What you need to do: Identify all lines in the data containing the string "ylabel". Copy them out.
## begin Material for this task
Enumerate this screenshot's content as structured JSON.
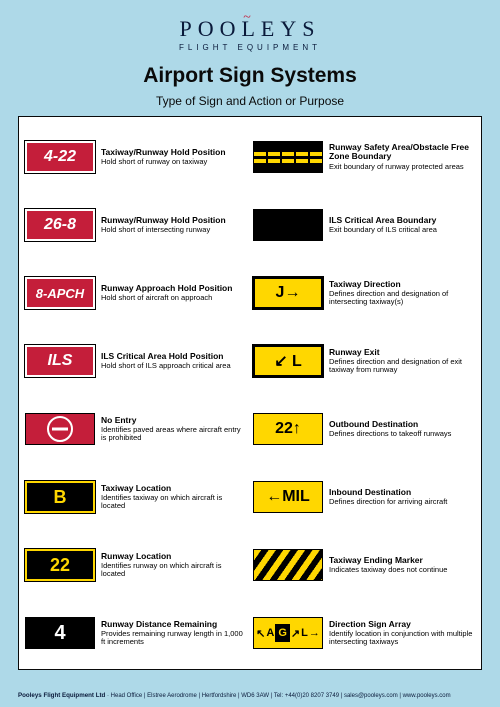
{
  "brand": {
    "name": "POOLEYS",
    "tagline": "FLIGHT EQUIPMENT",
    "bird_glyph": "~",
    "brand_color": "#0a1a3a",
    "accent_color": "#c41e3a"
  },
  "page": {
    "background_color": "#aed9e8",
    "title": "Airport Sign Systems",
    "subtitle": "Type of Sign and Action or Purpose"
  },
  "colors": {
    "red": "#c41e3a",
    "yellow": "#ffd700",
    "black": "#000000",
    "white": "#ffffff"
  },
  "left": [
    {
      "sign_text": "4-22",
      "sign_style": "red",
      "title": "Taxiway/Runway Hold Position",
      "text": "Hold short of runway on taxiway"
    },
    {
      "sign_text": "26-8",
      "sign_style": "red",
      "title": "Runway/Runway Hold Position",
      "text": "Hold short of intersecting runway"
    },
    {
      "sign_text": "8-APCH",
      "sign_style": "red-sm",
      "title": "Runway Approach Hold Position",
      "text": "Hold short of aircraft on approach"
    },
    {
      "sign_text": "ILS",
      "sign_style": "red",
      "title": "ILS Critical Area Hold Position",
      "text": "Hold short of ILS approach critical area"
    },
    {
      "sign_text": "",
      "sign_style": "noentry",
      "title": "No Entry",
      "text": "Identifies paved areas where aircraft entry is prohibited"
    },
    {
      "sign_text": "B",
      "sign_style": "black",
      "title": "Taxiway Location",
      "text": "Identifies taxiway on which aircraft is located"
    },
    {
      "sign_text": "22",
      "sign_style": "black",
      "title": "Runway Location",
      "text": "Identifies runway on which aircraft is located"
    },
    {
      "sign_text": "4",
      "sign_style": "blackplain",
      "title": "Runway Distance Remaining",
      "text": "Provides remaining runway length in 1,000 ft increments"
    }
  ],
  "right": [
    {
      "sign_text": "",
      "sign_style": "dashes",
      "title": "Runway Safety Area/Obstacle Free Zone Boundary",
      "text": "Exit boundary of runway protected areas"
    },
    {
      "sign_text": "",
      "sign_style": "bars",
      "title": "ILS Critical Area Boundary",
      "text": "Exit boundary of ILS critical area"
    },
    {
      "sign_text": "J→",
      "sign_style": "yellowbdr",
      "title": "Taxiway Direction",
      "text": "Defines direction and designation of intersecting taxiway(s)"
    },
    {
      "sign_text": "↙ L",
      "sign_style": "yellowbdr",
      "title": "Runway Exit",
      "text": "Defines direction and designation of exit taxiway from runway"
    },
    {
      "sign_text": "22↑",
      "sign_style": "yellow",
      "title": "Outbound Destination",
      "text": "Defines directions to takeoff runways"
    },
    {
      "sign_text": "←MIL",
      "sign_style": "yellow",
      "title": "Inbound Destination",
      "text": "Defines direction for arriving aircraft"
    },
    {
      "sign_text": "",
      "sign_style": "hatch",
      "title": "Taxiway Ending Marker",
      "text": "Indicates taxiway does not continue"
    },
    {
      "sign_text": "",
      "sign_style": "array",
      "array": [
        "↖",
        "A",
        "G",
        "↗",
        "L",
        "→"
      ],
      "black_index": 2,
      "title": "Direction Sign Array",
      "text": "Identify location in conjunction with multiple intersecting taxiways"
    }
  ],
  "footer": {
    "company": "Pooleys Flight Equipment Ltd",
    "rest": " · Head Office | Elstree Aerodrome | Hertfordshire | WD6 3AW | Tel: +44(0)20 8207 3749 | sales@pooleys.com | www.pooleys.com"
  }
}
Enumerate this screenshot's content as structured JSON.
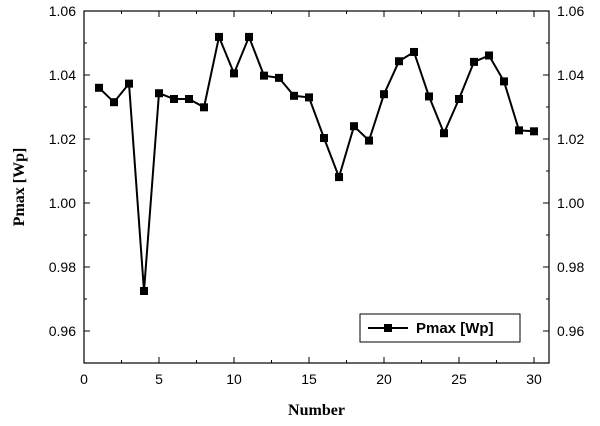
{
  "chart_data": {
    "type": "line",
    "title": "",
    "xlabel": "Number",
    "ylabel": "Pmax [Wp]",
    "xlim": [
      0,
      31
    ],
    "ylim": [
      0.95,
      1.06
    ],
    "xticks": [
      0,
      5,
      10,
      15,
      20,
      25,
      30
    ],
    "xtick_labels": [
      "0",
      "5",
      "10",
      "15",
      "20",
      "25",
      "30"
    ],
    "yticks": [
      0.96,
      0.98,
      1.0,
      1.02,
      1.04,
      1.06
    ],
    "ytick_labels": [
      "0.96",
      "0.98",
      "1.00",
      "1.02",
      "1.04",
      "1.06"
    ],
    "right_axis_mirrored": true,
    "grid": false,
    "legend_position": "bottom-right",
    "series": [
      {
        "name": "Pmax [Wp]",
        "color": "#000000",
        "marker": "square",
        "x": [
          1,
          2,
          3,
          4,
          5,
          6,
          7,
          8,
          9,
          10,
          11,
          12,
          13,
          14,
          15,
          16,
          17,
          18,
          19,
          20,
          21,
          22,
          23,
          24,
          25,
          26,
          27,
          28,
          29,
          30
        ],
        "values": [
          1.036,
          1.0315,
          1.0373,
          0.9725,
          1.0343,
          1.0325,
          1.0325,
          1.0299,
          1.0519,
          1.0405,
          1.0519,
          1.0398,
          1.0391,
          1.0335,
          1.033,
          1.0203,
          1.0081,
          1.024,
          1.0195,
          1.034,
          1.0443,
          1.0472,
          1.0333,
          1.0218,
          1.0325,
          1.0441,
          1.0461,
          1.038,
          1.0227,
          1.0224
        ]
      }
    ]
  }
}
## end Material for this task
## begin Material for this task
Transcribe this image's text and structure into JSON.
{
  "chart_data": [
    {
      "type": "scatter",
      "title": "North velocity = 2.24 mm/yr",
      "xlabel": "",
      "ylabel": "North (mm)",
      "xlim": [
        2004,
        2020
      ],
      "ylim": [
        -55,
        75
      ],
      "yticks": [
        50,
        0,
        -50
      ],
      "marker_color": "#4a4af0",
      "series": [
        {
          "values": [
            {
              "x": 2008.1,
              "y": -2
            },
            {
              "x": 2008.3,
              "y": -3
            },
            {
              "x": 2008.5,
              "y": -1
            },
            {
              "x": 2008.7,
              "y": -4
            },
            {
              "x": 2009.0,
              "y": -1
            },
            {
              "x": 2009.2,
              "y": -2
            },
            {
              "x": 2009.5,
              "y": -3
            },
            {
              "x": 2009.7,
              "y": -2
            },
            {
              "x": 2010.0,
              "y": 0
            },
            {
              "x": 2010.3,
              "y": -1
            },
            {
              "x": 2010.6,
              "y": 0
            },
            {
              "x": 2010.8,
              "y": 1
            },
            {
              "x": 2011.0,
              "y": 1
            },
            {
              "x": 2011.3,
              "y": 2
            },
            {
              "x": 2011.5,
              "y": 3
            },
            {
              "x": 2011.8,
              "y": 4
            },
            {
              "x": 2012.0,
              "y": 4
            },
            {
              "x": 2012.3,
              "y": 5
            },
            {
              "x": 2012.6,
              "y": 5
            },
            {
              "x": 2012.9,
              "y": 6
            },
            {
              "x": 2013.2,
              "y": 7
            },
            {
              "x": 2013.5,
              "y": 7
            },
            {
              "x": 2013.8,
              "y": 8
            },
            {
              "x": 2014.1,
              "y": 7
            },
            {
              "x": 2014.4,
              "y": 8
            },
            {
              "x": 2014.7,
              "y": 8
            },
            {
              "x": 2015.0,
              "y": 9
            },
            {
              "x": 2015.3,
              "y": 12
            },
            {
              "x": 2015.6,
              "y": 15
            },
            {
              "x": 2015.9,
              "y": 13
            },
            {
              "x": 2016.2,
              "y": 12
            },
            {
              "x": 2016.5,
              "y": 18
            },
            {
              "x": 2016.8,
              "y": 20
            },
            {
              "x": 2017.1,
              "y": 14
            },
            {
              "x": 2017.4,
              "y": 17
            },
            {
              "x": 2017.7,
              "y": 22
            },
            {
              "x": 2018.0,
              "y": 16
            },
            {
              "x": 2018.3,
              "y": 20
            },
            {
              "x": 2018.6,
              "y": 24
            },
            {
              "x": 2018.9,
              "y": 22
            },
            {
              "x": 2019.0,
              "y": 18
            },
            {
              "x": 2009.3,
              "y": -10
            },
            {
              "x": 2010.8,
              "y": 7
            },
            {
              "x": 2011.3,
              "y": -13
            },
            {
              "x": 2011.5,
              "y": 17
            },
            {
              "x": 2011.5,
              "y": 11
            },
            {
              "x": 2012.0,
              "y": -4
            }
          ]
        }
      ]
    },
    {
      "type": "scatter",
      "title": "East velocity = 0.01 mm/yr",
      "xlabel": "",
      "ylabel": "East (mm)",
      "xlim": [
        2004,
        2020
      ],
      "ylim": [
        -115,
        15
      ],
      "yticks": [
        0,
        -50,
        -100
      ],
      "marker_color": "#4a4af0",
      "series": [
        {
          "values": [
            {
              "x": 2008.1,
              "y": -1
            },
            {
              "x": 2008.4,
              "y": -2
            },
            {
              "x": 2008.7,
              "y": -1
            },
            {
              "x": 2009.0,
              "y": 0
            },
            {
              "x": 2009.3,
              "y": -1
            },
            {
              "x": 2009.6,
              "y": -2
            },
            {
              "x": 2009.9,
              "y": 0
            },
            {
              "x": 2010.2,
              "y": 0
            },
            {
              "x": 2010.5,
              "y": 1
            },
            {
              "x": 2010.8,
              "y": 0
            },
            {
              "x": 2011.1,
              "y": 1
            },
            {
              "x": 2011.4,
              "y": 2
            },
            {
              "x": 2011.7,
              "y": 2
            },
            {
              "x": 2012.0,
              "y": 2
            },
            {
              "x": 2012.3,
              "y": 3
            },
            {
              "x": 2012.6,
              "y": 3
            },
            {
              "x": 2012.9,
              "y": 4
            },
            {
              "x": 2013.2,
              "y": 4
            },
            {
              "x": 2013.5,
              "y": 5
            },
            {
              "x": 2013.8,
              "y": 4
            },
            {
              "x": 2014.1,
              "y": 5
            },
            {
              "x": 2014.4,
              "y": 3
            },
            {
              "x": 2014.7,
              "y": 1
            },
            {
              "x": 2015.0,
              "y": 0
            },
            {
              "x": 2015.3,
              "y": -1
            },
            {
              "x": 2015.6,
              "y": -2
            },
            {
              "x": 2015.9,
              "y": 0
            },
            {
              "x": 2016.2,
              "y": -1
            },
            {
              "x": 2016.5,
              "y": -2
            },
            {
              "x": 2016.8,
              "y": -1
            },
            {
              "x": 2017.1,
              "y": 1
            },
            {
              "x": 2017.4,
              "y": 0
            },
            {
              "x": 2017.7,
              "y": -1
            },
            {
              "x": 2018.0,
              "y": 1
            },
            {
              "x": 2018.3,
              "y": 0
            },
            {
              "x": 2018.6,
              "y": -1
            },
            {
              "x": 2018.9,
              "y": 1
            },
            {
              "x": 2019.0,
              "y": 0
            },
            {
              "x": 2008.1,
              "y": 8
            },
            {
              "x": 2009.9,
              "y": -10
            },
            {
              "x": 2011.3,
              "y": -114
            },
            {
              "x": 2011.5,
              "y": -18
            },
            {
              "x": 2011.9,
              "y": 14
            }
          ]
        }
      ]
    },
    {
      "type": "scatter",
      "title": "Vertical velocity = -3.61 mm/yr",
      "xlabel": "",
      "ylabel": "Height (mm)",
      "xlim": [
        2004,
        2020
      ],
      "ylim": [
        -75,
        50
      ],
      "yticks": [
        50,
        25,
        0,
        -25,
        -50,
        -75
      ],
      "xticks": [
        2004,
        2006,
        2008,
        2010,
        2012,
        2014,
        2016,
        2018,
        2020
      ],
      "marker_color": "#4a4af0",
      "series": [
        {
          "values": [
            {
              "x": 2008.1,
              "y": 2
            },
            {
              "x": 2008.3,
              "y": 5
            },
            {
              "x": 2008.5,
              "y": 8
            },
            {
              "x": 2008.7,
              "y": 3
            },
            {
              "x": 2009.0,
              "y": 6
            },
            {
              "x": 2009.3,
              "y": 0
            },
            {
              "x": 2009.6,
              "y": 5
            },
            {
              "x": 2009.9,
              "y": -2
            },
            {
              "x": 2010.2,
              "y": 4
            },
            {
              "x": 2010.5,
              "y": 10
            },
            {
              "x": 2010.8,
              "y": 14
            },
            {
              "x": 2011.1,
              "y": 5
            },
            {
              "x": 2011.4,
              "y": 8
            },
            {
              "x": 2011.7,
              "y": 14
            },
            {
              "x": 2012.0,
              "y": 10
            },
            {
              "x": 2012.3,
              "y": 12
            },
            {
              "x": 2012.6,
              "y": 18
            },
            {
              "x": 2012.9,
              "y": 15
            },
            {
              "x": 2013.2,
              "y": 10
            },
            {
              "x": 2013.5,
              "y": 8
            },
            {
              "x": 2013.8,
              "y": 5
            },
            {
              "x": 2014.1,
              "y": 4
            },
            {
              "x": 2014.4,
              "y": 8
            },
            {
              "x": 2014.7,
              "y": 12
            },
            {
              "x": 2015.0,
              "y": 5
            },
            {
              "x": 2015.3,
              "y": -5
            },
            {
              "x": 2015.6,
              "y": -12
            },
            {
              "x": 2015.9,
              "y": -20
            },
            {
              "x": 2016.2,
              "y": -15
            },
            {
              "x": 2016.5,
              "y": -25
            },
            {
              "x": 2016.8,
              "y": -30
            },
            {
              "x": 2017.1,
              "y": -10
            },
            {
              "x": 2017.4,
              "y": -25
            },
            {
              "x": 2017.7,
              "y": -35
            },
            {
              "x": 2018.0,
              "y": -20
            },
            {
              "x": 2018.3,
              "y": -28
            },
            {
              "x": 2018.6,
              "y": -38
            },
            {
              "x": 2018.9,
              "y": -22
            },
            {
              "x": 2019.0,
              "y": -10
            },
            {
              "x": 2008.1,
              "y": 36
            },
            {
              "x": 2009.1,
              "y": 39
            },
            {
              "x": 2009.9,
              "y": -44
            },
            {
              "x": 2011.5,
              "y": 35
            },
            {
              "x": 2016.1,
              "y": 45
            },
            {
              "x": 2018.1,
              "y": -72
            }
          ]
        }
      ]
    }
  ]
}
## end Material for this task
## begin Material for this task
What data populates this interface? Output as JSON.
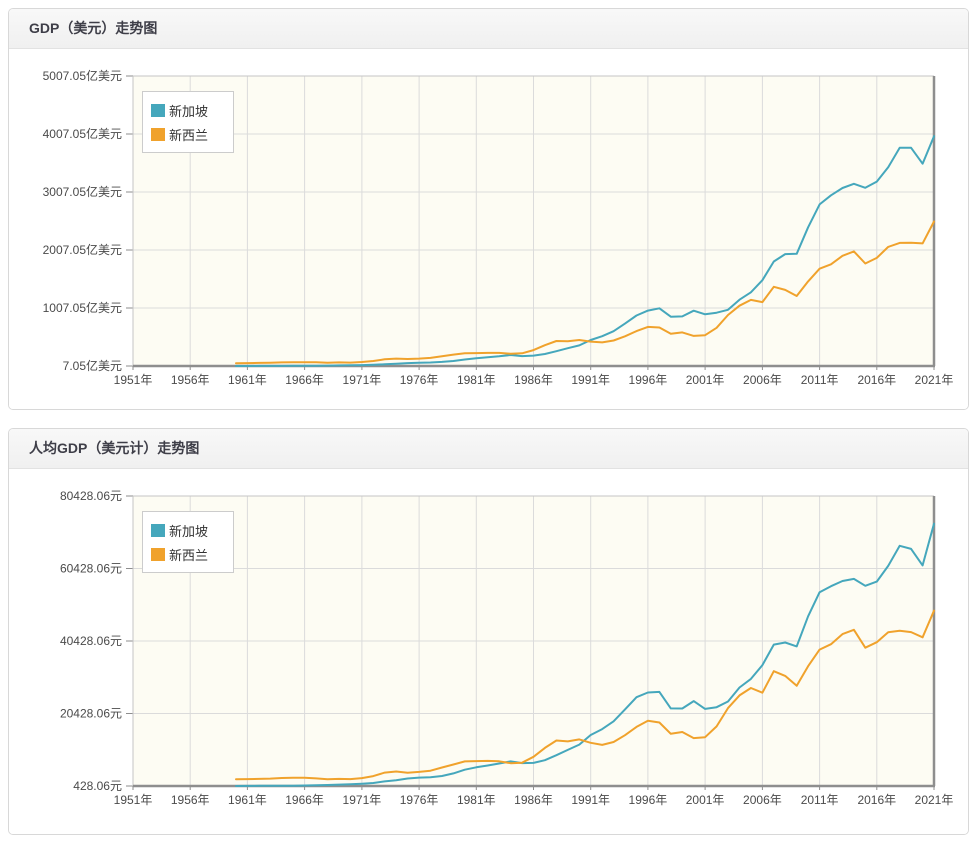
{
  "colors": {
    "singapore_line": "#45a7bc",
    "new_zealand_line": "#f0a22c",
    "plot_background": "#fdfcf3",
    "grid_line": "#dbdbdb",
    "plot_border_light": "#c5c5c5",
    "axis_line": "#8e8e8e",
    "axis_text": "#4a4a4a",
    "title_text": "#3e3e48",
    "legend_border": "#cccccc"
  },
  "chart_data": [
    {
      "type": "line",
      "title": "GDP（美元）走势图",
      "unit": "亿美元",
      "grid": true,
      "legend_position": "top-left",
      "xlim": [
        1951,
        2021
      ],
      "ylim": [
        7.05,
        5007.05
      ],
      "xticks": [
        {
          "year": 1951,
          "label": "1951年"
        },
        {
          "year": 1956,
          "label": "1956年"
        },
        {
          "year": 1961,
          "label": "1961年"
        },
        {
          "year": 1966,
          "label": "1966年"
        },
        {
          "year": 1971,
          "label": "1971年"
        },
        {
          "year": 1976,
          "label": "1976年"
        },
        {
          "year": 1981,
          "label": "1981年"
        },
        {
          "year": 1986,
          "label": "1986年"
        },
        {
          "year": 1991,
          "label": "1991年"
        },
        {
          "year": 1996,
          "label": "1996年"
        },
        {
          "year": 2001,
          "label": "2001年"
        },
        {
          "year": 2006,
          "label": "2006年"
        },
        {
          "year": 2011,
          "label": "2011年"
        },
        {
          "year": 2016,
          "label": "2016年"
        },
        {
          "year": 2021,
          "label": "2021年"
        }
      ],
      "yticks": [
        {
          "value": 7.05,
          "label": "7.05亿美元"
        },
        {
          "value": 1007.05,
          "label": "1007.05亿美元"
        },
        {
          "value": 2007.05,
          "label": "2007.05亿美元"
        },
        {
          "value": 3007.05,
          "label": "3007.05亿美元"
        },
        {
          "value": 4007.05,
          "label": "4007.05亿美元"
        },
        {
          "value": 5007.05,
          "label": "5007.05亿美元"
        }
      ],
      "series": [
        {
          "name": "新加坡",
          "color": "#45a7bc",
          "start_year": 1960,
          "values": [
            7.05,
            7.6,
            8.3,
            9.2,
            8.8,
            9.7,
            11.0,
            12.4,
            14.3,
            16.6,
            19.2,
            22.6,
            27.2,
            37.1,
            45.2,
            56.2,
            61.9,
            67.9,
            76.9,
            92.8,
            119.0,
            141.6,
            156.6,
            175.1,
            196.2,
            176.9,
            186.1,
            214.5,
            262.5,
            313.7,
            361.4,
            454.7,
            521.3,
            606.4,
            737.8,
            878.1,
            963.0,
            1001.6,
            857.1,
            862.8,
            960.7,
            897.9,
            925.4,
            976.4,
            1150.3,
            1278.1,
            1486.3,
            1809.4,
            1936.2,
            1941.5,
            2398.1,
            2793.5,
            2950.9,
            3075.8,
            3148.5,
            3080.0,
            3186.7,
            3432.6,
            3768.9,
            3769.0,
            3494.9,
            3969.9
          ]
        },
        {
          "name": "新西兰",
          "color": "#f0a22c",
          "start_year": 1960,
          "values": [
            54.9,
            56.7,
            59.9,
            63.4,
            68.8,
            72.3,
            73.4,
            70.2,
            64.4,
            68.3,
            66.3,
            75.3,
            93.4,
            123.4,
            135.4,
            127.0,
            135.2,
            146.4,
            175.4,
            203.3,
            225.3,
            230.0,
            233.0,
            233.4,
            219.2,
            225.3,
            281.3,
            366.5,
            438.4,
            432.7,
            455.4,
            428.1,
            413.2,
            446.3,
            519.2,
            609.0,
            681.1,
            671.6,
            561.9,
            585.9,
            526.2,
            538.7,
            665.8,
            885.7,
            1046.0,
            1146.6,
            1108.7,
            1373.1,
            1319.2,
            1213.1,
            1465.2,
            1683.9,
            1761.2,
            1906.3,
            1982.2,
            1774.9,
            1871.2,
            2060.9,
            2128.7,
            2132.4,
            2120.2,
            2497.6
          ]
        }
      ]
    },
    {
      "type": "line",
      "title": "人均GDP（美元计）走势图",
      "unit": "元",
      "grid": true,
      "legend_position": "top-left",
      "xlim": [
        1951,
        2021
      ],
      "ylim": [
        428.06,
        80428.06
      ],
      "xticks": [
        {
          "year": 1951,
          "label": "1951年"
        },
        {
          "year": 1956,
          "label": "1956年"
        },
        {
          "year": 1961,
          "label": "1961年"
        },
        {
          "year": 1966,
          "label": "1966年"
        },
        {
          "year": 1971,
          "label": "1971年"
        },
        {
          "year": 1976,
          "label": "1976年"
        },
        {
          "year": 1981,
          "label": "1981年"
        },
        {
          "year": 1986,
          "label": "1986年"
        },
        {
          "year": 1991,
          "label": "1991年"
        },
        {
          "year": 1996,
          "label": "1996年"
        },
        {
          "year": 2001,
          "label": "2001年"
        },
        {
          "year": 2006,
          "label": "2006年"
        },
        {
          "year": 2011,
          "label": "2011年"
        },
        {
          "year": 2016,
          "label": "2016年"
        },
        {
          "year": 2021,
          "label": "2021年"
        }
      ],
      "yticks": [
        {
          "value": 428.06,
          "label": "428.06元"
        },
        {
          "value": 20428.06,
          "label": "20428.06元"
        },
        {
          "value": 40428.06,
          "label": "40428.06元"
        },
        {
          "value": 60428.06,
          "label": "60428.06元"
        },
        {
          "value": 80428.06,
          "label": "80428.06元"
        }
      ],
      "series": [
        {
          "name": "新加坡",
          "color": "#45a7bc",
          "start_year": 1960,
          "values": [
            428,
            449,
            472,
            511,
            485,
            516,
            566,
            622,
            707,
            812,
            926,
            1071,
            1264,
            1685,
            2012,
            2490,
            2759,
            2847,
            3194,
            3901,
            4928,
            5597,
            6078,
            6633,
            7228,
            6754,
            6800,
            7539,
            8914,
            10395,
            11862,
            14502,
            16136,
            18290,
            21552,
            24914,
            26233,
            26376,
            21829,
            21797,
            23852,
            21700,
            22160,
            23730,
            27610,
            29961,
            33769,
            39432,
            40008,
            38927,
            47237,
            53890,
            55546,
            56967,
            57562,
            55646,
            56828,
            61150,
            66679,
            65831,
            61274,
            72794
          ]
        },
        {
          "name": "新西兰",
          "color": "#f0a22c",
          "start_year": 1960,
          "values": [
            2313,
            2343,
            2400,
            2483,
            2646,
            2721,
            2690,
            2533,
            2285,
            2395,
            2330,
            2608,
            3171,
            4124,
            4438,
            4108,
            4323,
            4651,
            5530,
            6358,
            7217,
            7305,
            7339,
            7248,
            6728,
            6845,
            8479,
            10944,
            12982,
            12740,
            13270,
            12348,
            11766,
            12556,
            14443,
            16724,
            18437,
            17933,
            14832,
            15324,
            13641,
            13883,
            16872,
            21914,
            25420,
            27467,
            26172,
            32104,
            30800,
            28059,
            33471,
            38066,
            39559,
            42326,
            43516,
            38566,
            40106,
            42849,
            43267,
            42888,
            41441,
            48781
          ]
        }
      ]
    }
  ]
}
## end Material for this task
Reply:
    "ylabel": "Pmax [Wp]",
      "ylabel": "North (mm)",
      "ylabel": "East (mm)",
      "ylabel": "Height (mm)",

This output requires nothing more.